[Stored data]

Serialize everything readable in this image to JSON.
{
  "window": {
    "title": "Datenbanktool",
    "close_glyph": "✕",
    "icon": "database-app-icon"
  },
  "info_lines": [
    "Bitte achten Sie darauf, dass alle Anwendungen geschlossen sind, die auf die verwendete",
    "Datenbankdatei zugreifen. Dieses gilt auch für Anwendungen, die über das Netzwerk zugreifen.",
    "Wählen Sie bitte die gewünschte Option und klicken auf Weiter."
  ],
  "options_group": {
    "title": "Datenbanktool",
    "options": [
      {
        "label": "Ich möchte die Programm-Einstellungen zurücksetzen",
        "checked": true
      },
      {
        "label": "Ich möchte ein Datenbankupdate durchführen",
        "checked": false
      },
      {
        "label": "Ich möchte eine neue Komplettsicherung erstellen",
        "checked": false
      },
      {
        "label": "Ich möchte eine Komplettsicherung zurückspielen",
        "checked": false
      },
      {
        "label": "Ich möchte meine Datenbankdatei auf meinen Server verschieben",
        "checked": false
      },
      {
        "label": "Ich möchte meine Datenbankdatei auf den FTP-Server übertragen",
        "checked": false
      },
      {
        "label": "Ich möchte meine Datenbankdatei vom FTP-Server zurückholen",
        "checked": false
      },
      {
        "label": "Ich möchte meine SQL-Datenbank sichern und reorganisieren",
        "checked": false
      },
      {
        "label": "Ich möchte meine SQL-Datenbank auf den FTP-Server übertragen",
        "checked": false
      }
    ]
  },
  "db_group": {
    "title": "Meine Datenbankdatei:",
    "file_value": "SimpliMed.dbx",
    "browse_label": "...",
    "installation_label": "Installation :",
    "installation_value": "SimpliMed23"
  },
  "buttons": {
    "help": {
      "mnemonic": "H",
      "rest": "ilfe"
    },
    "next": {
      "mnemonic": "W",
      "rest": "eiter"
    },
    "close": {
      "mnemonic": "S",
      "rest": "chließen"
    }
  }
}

(Task to carry out):
All records above must be set down exactly, please.

(Output for this task):
Serialize everything readable in this image to JSON.
{
  "window": {
    "title": "Datenbanktool",
    "close_glyph": "✕",
    "icon": "database-app-icon"
  },
  "info_lines": [
    "Bitte achten Sie darauf, dass alle Anwendungen geschlossen sind, die auf die verwendete",
    "Datenbankdatei zugreifen. Dieses gilt auch für Anwendungen, die über das Netzwerk zugreifen.",
    "Wählen Sie bitte die gewünschte Option und klicken auf Weiter."
  ],
  "options_group": {
    "title": "Datenbanktool",
    "options": [
      {
        "label": "Ich möchte die Programm-Einstellungen zurücksetzen",
        "checked": true
      },
      {
        "label": "Ich möchte ein Datenbankupdate durchführen",
        "checked": false
      },
      {
        "label": "Ich möchte eine neue Komplettsicherung erstellen",
        "checked": false
      },
      {
        "label": "Ich möchte eine Komplettsicherung zurückspielen",
        "checked": false
      },
      {
        "label": "Ich möchte meine Datenbankdatei auf meinen Server verschieben",
        "checked": false
      },
      {
        "label": "Ich möchte meine Datenbankdatei auf den FTP-Server übertragen",
        "checked": false
      },
      {
        "label": "Ich möchte meine Datenbankdatei vom FTP-Server zurückholen",
        "checked": false
      },
      {
        "label": "Ich möchte meine SQL-Datenbank sichern und reorganisieren",
        "checked": false
      },
      {
        "label": "Ich möchte meine SQL-Datenbank auf den FTP-Server übertragen",
        "checked": false
      }
    ]
  },
  "db_group": {
    "title": "Meine Datenbankdatei:",
    "file_value": "SimpliMed.dbx",
    "browse_label": "...",
    "installation_label": "Installation :",
    "installation_value": "SimpliMed23"
  },
  "buttons": {
    "help": {
      "mnemonic": "H",
      "rest": "ilfe"
    },
    "next": {
      "mnemonic": "W",
      "rest": "eiter"
    },
    "close": {
      "mnemonic": "S",
      "rest": "chließen"
    }
  }
}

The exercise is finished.